### Your task
Keep every line where the word "breaks" appears; drop the rest.

[Begin Records to use]

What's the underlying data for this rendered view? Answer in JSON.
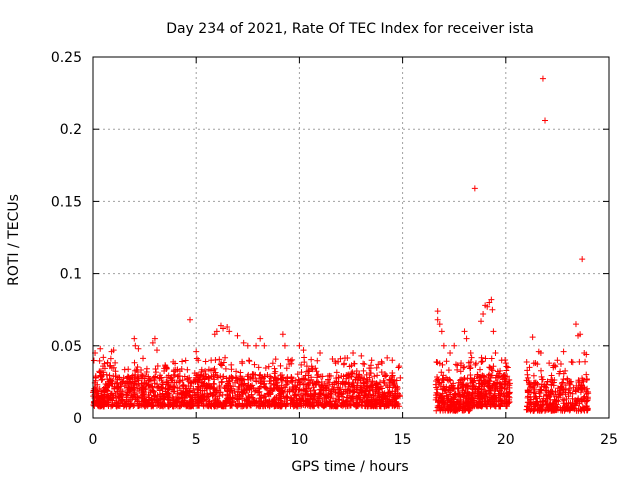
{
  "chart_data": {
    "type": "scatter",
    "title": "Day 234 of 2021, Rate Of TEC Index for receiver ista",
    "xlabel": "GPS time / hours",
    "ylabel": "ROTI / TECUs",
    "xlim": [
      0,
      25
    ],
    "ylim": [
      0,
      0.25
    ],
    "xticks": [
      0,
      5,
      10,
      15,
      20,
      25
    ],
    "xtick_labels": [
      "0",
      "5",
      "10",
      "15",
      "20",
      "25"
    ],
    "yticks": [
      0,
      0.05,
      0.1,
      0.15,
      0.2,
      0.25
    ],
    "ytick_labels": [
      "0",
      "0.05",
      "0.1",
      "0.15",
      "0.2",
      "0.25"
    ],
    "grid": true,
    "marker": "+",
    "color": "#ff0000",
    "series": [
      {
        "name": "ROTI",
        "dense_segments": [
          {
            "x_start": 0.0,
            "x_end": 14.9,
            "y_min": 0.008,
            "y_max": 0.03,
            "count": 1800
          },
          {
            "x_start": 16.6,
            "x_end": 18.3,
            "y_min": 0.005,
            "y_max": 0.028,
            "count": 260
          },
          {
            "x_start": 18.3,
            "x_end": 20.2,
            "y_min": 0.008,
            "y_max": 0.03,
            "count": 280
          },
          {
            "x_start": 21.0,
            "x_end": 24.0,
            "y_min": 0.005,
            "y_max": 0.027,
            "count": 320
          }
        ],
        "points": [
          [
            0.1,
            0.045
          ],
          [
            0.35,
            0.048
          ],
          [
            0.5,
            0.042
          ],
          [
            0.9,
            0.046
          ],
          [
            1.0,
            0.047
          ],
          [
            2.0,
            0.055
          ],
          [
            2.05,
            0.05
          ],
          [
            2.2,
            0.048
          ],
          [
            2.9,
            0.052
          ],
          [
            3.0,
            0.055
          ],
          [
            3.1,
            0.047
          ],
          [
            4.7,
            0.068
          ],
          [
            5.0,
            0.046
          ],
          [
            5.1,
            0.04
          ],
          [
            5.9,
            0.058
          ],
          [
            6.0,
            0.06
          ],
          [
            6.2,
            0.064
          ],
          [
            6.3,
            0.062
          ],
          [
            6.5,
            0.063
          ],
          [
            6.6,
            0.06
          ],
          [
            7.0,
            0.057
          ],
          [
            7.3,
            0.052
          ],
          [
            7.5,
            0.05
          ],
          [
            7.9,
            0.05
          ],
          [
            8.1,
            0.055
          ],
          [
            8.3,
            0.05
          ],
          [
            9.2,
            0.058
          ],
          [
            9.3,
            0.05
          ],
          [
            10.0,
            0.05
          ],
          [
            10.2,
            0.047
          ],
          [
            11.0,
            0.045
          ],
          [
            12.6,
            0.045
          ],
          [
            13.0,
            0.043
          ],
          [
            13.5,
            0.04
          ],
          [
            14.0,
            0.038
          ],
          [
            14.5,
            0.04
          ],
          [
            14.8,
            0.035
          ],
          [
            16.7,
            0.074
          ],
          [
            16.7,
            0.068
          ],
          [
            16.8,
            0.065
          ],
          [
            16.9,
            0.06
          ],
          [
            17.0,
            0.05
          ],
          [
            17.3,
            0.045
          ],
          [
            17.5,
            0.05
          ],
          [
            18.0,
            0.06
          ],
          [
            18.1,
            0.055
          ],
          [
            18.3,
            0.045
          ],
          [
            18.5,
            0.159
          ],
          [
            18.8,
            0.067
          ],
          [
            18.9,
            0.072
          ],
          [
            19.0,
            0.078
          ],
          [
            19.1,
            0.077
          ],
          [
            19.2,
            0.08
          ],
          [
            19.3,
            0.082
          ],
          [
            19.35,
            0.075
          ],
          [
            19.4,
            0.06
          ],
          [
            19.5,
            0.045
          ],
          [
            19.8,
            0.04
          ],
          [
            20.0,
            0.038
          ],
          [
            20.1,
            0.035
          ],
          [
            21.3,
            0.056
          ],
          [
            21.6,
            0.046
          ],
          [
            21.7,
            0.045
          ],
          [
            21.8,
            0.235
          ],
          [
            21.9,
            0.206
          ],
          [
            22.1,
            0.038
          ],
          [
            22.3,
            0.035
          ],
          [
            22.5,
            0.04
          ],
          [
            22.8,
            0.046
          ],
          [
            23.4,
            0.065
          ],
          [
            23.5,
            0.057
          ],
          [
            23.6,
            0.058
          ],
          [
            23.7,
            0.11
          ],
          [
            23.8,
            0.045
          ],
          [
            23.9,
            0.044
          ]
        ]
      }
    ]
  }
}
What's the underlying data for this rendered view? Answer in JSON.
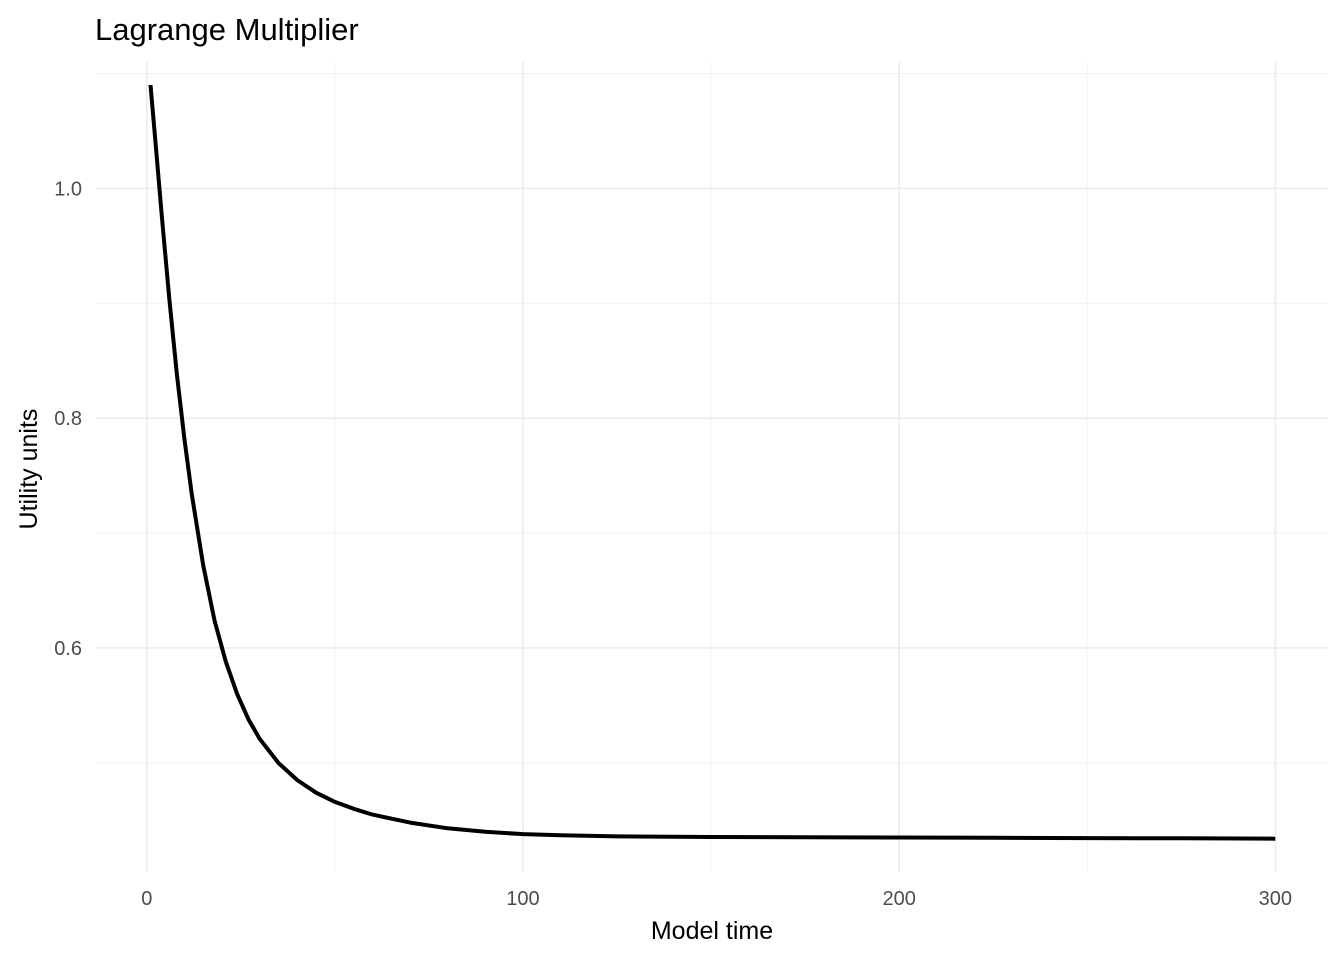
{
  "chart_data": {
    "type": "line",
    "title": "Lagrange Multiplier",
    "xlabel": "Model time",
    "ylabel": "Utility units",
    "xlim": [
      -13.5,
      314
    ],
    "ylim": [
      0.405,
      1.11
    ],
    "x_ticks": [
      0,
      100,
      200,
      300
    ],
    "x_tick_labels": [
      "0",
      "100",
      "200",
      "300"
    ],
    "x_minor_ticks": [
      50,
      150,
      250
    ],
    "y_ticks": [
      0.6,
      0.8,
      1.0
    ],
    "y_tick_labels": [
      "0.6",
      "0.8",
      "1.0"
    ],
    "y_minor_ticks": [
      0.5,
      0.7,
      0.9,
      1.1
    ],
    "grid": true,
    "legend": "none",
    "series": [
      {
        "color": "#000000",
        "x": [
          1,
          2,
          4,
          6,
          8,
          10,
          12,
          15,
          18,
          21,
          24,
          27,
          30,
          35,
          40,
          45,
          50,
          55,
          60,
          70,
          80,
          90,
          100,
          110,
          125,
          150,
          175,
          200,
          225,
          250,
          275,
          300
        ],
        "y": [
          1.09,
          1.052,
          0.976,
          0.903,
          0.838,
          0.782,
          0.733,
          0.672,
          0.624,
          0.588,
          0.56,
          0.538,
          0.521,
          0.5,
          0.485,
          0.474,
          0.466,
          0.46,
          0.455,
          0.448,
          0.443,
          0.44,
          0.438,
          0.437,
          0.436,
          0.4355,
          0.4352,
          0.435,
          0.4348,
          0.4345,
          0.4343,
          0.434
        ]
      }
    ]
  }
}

[End Records to use]
[Begin Records to use]

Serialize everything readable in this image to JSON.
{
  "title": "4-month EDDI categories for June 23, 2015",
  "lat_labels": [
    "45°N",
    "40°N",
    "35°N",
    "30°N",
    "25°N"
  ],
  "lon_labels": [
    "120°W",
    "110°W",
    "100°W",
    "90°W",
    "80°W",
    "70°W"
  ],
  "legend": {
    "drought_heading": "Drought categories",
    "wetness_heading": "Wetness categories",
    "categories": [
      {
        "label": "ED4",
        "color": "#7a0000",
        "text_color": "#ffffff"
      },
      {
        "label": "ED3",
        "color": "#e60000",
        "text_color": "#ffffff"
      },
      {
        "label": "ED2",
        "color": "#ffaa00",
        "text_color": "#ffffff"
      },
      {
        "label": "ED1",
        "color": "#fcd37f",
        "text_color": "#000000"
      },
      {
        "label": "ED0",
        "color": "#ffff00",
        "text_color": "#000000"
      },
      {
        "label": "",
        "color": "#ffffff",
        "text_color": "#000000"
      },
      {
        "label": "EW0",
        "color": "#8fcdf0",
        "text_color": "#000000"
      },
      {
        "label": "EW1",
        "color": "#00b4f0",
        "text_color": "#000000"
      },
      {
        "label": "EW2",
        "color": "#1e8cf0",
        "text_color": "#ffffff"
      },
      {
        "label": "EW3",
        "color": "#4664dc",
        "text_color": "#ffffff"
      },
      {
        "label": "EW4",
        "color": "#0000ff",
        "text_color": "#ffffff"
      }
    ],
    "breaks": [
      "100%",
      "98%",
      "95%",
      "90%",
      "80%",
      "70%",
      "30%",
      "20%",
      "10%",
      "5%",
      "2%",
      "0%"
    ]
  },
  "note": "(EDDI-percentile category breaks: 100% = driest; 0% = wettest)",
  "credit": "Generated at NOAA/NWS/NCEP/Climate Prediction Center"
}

[End Records to use]

### Solution for this task
    "breaks": [
  "note": "(EDDI-percentile category breaks: 100% = driest; 0% = wettest)",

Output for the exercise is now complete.